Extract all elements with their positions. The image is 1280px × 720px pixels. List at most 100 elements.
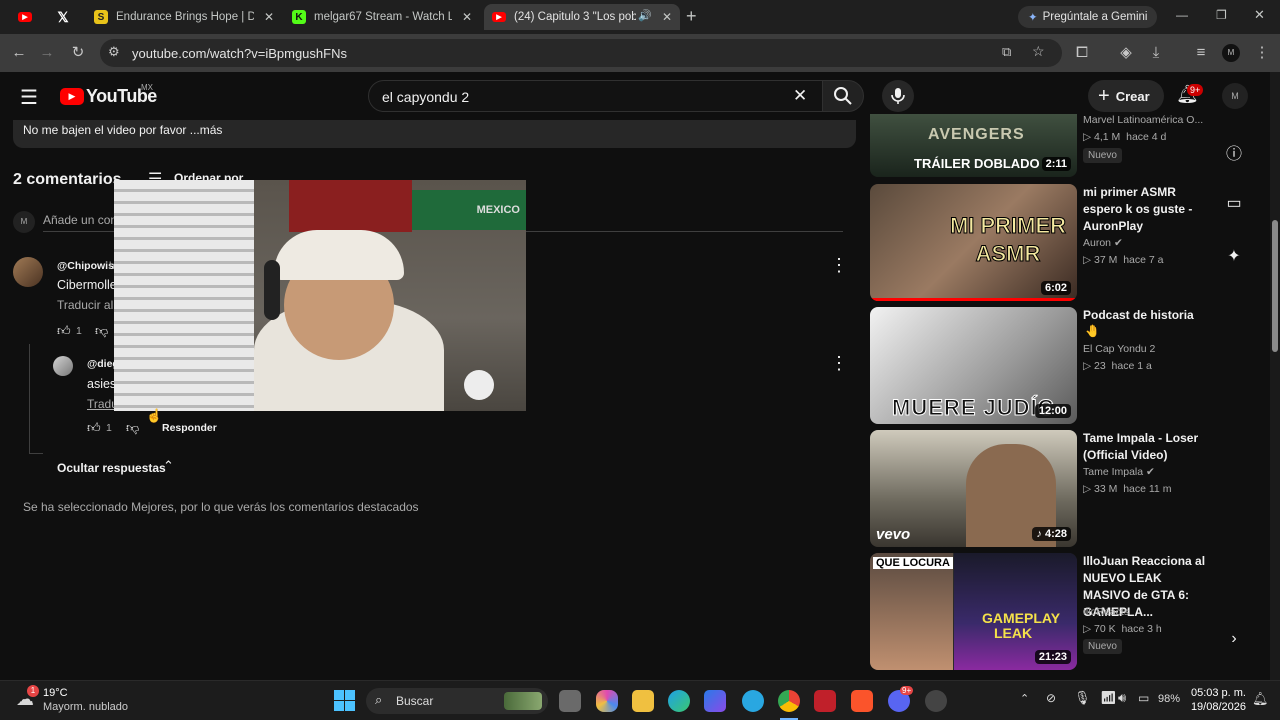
create-button[interactable]: + Crear xyxy=(1088,80,1164,112)
dislike-icon[interactable]: 👎︎ xyxy=(95,323,108,339)
rec-title[interactable]: mi primer ASMR espero k os guste - Auron… xyxy=(1083,184,1208,235)
description-box[interactable]: No me bajen el video por favor ...más xyxy=(13,120,856,148)
taskbar-search[interactable]: ⌕ Buscar xyxy=(366,688,548,714)
close-tab-icon[interactable]: ✕ xyxy=(662,10,672,24)
site-info-icon[interactable]: ⚙ xyxy=(108,44,120,60)
clear-search-icon[interactable]: ✕ xyxy=(793,86,807,106)
rec-title[interactable]: Tame Impala - Loser (Official Video) xyxy=(1083,430,1208,464)
rec-channel[interactable]: Marvel Latinoamérica O... xyxy=(1083,114,1203,126)
minimize-icon[interactable]: — xyxy=(1176,8,1188,22)
start-button[interactable] xyxy=(334,690,355,711)
clock-date[interactable]: 19/08/2026 xyxy=(1186,701,1246,713)
rec-channel[interactable]: Tame Impala xyxy=(1083,466,1143,478)
store-icon[interactable] xyxy=(704,690,726,712)
clock-time[interactable]: 05:03 p. m. xyxy=(1186,687,1246,699)
comment-menu-icon[interactable]: ⋮ xyxy=(830,255,848,276)
audio-playing-icon[interactable]: 🔊 xyxy=(638,9,652,22)
rec-channel-row[interactable]: Auron ✔ xyxy=(1083,237,1123,249)
copilot-icon[interactable] xyxy=(596,690,618,712)
rec-channel[interactable]: Auron xyxy=(1083,237,1111,249)
taskbar-search-label[interactable]: Buscar xyxy=(396,694,433,708)
translate-link[interactable]: Traducir al xyxy=(57,298,113,312)
comments-count: 2 comentarios xyxy=(13,171,122,188)
brave-icon[interactable] xyxy=(851,690,873,712)
whatsapp-telegram-icon[interactable] xyxy=(742,690,764,712)
region-label: MX xyxy=(141,83,153,92)
network-off-icon[interactable]: ⊘ xyxy=(1046,691,1056,705)
weather-condition[interactable]: Mayorm. nublado xyxy=(43,701,128,713)
rec-channel[interactable]: IlloReacts xyxy=(1083,606,1129,618)
chrome-menu-icon[interactable]: ⋮ xyxy=(1250,34,1274,72)
restore-icon[interactable]: ❐ xyxy=(1216,8,1227,22)
reply-menu-icon[interactable]: ⋮ xyxy=(830,353,848,374)
description-text[interactable]: No me bajen el video por favor ...más xyxy=(23,123,222,137)
reply-like-icon[interactable]: 👍︎ xyxy=(87,420,101,436)
task-view-icon[interactable] xyxy=(559,690,581,712)
chrome-icon[interactable] xyxy=(778,690,800,712)
sparkle-icon[interactable]: ✦ xyxy=(1222,246,1246,266)
tab-x-pinned[interactable]: 𝕏 xyxy=(48,4,82,30)
search-input[interactable]: el capyondu 2 xyxy=(382,89,469,105)
new-tab-icon[interactable]: + xyxy=(686,6,697,27)
edge-icon[interactable] xyxy=(668,690,690,712)
rec-thumb-4[interactable]: QUE LOCURA GAMEPLAY LEAK 21:23 xyxy=(870,553,1077,670)
like-icon[interactable]: 👍︎ xyxy=(57,323,71,339)
tab-kick[interactable]: K melgar67 Stream - Watch Live o ✕ xyxy=(284,4,480,30)
mcafee-icon[interactable] xyxy=(814,690,836,712)
show-hidden-icons-icon[interactable]: ⌃ xyxy=(1020,692,1029,705)
tab-youtube-pinned[interactable]: ▶ xyxy=(10,4,46,30)
close-tab-icon[interactable]: ✕ xyxy=(462,10,472,24)
reply-avatar[interactable] xyxy=(53,356,73,376)
reading-list-icon[interactable]: ≡ xyxy=(1189,34,1213,72)
mic-tray-icon[interactable]: 🎙︎ xyxy=(1074,690,1091,706)
battery-icon[interactable]: ▭ xyxy=(1138,691,1149,705)
url-text[interactable]: youtube.com/watch?v=iBpmgushFNs xyxy=(132,46,347,61)
reply-dislike-icon[interactable]: 👎︎ xyxy=(126,420,139,436)
file-explorer-icon[interactable] xyxy=(632,690,654,712)
chevron-right-icon[interactable]: › xyxy=(1222,630,1246,648)
forward-icon[interactable]: → xyxy=(35,34,59,72)
profile-avatar[interactable]: M xyxy=(1222,44,1240,62)
account-avatar[interactable]: M xyxy=(1222,83,1248,109)
info-icon[interactable]: ⓘ xyxy=(1222,140,1246,164)
guide-menu-icon[interactable]: ☰ xyxy=(20,85,38,110)
weather-temp[interactable]: 19°C xyxy=(43,687,68,699)
page-scrollbar[interactable] xyxy=(1270,72,1280,680)
back-icon[interactable]: ← xyxy=(7,34,31,72)
add-comment-input[interactable]: Añade un com xyxy=(43,213,120,227)
volume-icon[interactable]: 🔊︎ xyxy=(1118,690,1126,706)
close-tab-icon[interactable]: ✕ xyxy=(264,10,274,24)
address-bar[interactable]: ⚙ youtube.com/watch?v=iBpmgushFNs ⧉ ☆ xyxy=(100,39,1062,67)
search-button[interactable] xyxy=(822,80,864,112)
hide-replies-button[interactable]: Ocultar respuestas xyxy=(57,461,166,475)
tab-slides[interactable]: S Endurance Brings Hope | Diapo ✕ xyxy=(86,4,282,30)
search-box[interactable]: el capyondu 2 ✕ xyxy=(368,80,823,112)
commenter-avatar[interactable] xyxy=(13,257,43,287)
wifi-icon[interactable]: 📶︎ xyxy=(1100,690,1117,706)
rec-channel-row[interactable]: Tame Impala ✔ xyxy=(1083,466,1155,478)
install-app-icon[interactable]: ⧉ xyxy=(1002,44,1011,60)
reply-button[interactable]: Responder xyxy=(162,422,217,434)
bookmark-star-icon[interactable]: ☆ xyxy=(1032,43,1045,60)
tab-youtube-active[interactable]: ▶ (24) Capitulo 3 "Los pobres 🔊 ✕ xyxy=(484,4,680,30)
scrollbar-thumb[interactable] xyxy=(1272,220,1278,352)
reload-icon[interactable]: ↻ xyxy=(66,34,90,72)
app-icon[interactable] xyxy=(925,690,947,712)
notification-center-icon[interactable]: 🔔︎ xyxy=(1252,691,1269,707)
voice-search-button[interactable] xyxy=(882,80,914,112)
downloads-icon[interactable]: ⤓ xyxy=(1144,34,1168,72)
rec-thumb-0[interactable]: AVENGERS TRÁILER DOBLADO 2:11 xyxy=(870,114,1077,177)
incognito-icon[interactable]: ◈ xyxy=(1114,34,1138,72)
youtube-logo-icon[interactable]: ▶ xyxy=(60,88,84,105)
rec-title[interactable]: Podcast de historia xyxy=(1083,307,1208,324)
rec-thumb-3[interactable]: vevo ♪ 4:28 xyxy=(870,430,1077,547)
extensions-icon[interactable]: ⧠ xyxy=(1070,34,1094,72)
comment-author[interactable]: @Chipowis xyxy=(57,260,114,272)
chevron-up-icon[interactable]: ⌃ xyxy=(163,458,174,474)
gemini-button[interactable]: ✦ Pregúntale a Gemini xyxy=(1018,6,1158,28)
rec-channel[interactable]: El Cap Yondu 2 xyxy=(1083,343,1155,355)
close-window-icon[interactable]: ✕ xyxy=(1254,7,1265,23)
rec-thumb-1[interactable]: MI PRIMER ASMR 6:02 xyxy=(870,184,1077,301)
rec-thumb-2[interactable]: MUERE JUDÍC 12:00 xyxy=(870,307,1077,424)
chat-icon[interactable]: ▭ xyxy=(1222,193,1246,213)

● **YOUR INSTRUCTIONS**: Turn the data from the line containing "create-button[interactable]: + Crear" up to and including the line containing "description-text[interactable]: No me" into a Markdown table with the columns No. and Line, one row per line. Leave out blank lines.

● **SOLVED PROBLEM**:
| No. | Line |
|---|---|
| 1 | create-button[interactable]: + Crear xyxy=(1088,80,1164,112) |
| 2 | dislike-icon[interactable]: 👎︎ xyxy=(95,323,108,339) |
| 3 | rec-title[interactable]: mi primer ASMR espero k os guste - Auron… xyxy=(1083,184,1208,235) |
| 4 | description-box[interactable]: No me bajen el video por favor ...más xyxy=(13,120,856,148) |
| 5 | taskbar-search[interactable]: ⌕ Buscar xyxy=(366,688,548,714) |
| 6 | close-tab-icon[interactable]: ✕ xyxy=(662,10,672,24) |
| 7 | site-info-icon[interactable]: ⚙ xyxy=(108,44,120,60) |
| 8 | clear-search-icon[interactable]: ✕ xyxy=(793,86,807,106) |
| 9 | rec-title[interactable]: Tame Impala - Loser (Official Video) xyxy=(1083,430,1208,464) |
| 10 | rec-channel[interactable]: Marvel Latinoamérica O... xyxy=(1083,114,1203,126) |
| 11 | minimize-icon[interactable]: — xyxy=(1176,8,1188,22) |
| 12 | start-button[interactable] xyxy=(334,690,355,711) |
| 13 | clock-date[interactable]: 19/08/2026 xyxy=(1186,701,1246,713) |
| 14 | rec-channel[interactable]: Tame Impala xyxy=(1083,466,1143,478) |
| 15 | store-icon[interactable] xyxy=(704,690,726,712) |
| 16 | clock-time[interactable]: 05:03 p. m. xyxy=(1186,687,1246,699) |
| 17 | comment-menu-icon[interactable]: ⋮ xyxy=(830,255,848,276) |
| 18 | audio-playing-icon[interactable]: 🔊 xyxy=(638,9,652,22) |
| 19 | rec-channel-row[interactable]: Auron ✔ xyxy=(1083,237,1123,249) |
| 20 | copilot-icon[interactable] xyxy=(596,690,618,712) |
| 21 | rec-channel[interactable]: Auron xyxy=(1083,237,1111,249) |
| 22 | taskbar-search-label[interactable]: Buscar xyxy=(396,694,433,708) |
| 23 | translate-link[interactable]: Traducir al xyxy=(57,298,113,312) |
| 24 | comments-count: 2 comentarios xyxy=(13,171,122,188) |
| 25 | brave-icon[interactable] xyxy=(851,690,873,712) |
| 26 | whatsapp-telegram-icon[interactable] xyxy=(742,690,764,712) |
| 27 | region-label: MX xyxy=(141,83,153,92) |
| 28 | network-off-icon[interactable]: ⊘ xyxy=(1046,691,1056,705) |
| 29 | weather-condition[interactable]: Mayorm. nublado xyxy=(43,701,128,713) |
| 30 | rec-channel[interactable]: IlloReacts xyxy=(1083,606,1129,618) |
| 31 | chrome-menu-icon[interactable]: ⋮ xyxy=(1250,34,1274,72) |
| 32 | restore-icon[interactable]: ❐ xyxy=(1216,8,1227,22) |
| 33 | reply-menu-icon[interactable]: ⋮ xyxy=(830,353,848,374) |
| 34 | description-text[interactable]: No me bajen el video por favor ...más xyxy=(23,123,222,137) |